- Written exercise
Go over the entries below line by line, copying each one that contains the word "this".

[Rows from a dataset]
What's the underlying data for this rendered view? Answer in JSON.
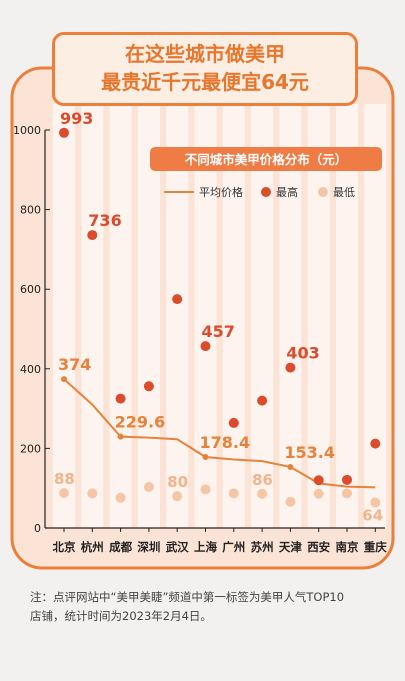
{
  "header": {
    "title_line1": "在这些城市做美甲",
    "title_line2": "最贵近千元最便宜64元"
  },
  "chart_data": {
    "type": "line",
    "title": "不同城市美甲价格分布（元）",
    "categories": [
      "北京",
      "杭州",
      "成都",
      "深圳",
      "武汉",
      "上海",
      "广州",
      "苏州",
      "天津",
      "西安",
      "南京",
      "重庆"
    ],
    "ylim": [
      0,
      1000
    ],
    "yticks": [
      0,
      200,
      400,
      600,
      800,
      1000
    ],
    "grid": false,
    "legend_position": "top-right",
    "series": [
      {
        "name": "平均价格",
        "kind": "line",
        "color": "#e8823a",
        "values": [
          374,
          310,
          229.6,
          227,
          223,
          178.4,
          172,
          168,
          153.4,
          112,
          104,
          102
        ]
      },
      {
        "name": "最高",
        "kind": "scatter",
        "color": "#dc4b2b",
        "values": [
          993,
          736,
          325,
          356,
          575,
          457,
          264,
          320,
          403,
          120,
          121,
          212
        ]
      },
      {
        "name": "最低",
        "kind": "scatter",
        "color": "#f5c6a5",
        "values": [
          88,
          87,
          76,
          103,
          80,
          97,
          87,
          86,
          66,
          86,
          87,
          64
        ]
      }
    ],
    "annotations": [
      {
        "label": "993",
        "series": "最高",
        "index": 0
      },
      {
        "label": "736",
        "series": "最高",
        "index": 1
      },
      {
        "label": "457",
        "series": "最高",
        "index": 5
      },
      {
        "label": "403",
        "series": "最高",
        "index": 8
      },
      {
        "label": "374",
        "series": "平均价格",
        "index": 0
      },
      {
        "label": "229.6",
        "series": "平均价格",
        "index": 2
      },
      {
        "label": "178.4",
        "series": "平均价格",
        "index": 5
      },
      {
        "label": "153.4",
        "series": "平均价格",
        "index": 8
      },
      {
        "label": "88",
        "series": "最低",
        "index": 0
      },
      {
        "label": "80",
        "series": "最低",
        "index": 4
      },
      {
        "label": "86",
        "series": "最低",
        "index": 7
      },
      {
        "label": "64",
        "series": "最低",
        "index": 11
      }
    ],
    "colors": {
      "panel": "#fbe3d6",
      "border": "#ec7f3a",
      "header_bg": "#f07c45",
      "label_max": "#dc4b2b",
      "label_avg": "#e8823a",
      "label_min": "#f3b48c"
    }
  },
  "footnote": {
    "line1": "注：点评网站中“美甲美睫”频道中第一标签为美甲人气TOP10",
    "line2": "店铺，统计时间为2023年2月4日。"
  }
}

==

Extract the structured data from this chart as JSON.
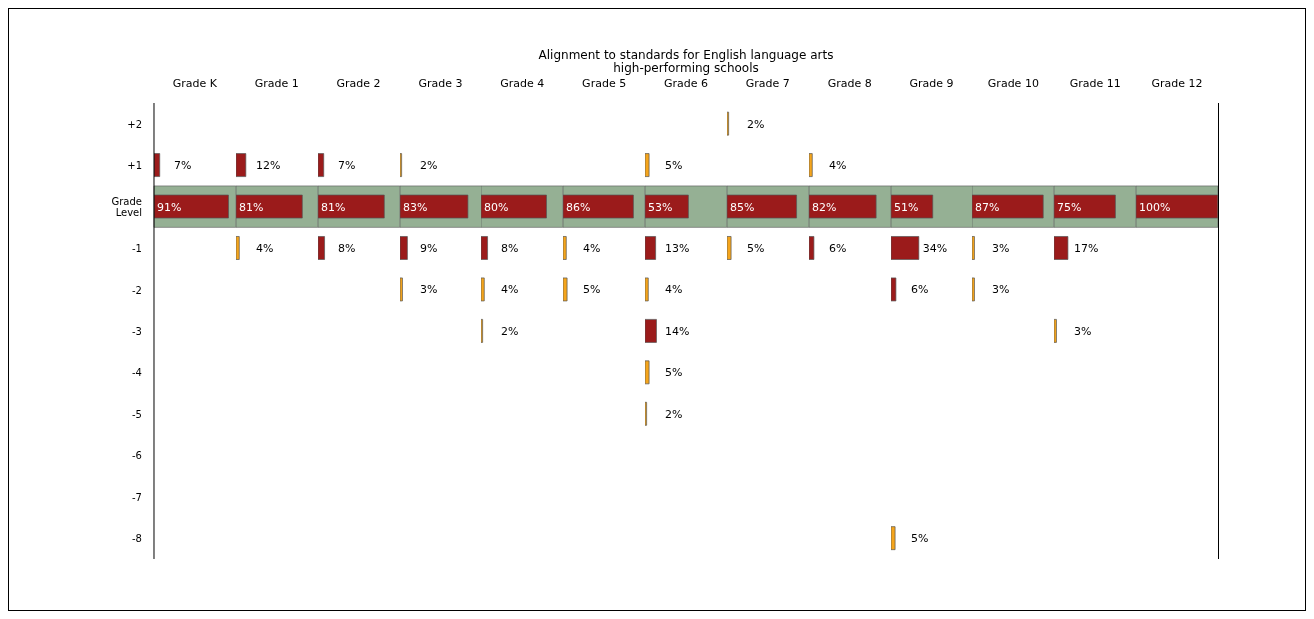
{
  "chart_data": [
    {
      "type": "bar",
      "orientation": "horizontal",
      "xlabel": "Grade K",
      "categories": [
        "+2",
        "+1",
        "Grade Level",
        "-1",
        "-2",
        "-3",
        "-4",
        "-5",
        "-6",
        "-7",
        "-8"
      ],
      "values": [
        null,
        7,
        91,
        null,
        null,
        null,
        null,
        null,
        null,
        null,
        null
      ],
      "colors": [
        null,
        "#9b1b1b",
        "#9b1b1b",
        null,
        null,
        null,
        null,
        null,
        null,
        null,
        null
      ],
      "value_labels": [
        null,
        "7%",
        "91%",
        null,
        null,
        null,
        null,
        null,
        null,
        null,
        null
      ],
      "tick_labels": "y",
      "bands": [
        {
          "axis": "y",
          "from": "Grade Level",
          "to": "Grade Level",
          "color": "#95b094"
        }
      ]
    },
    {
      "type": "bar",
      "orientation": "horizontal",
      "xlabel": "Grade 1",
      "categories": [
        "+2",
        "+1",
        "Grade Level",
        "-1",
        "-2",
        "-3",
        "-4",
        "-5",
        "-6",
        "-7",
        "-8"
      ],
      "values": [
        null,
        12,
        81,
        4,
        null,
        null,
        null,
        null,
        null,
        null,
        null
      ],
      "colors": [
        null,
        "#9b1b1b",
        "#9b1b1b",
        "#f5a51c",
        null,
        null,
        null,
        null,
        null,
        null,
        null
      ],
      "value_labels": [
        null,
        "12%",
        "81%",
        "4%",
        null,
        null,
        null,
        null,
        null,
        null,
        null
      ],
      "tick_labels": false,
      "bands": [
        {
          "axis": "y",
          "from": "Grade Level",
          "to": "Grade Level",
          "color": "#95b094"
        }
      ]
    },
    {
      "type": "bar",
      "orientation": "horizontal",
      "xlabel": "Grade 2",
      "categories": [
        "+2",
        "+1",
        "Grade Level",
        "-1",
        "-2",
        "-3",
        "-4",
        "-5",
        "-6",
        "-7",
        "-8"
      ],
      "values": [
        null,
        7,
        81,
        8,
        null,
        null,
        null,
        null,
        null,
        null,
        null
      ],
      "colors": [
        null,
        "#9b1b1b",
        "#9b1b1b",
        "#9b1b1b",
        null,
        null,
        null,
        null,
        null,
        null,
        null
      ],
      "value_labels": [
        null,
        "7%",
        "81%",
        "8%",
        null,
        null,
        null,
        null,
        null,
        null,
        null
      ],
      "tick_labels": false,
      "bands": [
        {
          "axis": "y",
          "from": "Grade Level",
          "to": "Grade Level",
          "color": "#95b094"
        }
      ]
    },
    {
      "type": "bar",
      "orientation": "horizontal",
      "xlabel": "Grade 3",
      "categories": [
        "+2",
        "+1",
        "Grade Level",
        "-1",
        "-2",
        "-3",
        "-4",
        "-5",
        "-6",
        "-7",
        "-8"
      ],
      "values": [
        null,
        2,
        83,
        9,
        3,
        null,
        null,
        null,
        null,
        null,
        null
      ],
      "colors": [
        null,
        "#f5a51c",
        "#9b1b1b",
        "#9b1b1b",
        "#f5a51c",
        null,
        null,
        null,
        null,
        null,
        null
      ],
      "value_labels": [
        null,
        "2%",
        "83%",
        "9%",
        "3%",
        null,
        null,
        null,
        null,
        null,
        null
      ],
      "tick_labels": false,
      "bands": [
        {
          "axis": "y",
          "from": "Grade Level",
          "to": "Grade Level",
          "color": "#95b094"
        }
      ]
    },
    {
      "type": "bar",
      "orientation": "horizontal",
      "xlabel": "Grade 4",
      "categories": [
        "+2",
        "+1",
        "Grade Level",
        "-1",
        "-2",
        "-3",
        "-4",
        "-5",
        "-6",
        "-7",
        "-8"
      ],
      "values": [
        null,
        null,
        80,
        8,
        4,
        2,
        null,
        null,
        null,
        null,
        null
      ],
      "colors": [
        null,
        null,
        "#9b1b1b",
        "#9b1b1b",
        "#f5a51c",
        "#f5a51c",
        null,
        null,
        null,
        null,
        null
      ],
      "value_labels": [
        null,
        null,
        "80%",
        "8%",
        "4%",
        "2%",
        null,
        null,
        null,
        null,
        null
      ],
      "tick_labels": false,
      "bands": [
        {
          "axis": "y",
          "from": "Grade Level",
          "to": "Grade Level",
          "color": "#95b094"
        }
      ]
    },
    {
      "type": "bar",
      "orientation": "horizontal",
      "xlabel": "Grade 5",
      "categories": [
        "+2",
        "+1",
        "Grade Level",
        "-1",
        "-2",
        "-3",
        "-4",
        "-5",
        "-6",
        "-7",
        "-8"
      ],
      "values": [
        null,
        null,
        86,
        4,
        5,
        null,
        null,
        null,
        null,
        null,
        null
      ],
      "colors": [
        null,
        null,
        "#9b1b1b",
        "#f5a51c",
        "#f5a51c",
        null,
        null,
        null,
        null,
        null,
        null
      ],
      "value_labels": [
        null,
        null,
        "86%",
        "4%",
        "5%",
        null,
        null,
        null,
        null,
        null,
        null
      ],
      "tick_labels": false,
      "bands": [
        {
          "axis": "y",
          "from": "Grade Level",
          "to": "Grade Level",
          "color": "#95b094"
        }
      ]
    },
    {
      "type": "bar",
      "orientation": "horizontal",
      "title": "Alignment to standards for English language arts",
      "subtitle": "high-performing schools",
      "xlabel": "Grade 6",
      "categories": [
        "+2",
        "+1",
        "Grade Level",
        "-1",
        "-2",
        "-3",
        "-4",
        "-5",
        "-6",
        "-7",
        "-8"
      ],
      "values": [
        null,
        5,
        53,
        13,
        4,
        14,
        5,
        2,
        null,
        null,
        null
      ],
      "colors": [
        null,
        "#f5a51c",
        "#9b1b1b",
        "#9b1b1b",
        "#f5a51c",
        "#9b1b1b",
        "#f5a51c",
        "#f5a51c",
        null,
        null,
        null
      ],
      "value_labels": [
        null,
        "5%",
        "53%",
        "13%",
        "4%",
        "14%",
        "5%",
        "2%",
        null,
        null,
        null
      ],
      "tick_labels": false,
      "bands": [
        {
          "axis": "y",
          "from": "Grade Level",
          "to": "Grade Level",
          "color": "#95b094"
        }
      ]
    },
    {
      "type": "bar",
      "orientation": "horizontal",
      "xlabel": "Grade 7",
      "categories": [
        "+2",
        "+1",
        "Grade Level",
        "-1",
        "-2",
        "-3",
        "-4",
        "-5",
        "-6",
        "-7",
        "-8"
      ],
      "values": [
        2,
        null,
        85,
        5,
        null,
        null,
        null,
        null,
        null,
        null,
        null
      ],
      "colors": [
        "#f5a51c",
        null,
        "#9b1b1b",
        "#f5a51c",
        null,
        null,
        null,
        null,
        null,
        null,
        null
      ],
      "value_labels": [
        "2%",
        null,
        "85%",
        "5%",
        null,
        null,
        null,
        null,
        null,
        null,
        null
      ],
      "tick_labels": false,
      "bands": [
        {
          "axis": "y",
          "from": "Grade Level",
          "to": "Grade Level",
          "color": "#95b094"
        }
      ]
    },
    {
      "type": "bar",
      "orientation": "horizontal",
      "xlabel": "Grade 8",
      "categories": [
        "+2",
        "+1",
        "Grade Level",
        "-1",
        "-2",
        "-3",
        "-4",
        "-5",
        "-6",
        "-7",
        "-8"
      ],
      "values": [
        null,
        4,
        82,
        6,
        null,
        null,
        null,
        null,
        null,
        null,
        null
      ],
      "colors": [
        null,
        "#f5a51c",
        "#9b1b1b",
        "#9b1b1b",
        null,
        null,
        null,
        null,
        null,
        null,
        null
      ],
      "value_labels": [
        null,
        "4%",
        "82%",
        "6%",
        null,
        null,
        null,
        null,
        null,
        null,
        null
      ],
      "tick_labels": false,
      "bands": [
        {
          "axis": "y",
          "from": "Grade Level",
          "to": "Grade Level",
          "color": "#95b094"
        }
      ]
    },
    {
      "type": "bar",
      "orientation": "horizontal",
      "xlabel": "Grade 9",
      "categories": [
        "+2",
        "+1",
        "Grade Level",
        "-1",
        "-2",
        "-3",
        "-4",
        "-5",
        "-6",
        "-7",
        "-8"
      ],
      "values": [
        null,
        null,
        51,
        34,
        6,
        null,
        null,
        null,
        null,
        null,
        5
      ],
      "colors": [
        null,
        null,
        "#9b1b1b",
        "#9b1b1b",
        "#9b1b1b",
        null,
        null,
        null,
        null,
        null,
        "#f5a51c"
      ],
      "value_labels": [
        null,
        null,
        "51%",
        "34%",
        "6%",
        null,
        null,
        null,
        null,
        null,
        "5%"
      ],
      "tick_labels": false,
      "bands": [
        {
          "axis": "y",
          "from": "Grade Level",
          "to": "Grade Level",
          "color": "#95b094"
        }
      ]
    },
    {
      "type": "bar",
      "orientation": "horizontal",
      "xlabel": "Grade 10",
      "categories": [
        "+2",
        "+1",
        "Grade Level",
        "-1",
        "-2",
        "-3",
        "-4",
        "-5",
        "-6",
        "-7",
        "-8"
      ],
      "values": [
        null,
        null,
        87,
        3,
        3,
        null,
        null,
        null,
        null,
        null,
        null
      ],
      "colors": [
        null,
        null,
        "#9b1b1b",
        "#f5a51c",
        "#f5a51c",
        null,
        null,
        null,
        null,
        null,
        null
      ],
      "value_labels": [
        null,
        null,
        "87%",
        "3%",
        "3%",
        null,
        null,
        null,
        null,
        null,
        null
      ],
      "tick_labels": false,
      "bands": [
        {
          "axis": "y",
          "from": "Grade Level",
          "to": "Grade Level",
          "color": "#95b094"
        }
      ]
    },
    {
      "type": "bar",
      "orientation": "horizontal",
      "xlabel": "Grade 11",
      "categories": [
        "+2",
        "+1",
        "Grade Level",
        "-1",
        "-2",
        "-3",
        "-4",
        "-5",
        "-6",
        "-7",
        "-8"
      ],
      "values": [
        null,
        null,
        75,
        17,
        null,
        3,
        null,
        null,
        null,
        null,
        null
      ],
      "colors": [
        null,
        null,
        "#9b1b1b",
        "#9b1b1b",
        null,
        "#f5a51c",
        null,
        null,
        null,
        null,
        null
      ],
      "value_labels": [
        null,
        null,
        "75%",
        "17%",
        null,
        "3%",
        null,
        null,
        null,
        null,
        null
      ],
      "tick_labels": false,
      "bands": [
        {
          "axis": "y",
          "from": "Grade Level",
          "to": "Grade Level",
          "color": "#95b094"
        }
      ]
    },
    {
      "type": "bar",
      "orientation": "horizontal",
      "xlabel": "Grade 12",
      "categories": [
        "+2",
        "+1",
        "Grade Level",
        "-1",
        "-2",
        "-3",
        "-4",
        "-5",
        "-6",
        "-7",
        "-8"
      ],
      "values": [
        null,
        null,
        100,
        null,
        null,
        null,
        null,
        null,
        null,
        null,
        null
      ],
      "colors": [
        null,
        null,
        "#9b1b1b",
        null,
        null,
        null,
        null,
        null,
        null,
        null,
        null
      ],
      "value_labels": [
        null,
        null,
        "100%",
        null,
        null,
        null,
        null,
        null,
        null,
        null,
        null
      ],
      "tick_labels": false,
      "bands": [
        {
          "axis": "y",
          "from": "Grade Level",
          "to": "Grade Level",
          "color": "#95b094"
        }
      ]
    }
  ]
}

- Output below
What's the underlying data for this rendered view? Answer in JSON.
Extract the structured data from this chart as JSON.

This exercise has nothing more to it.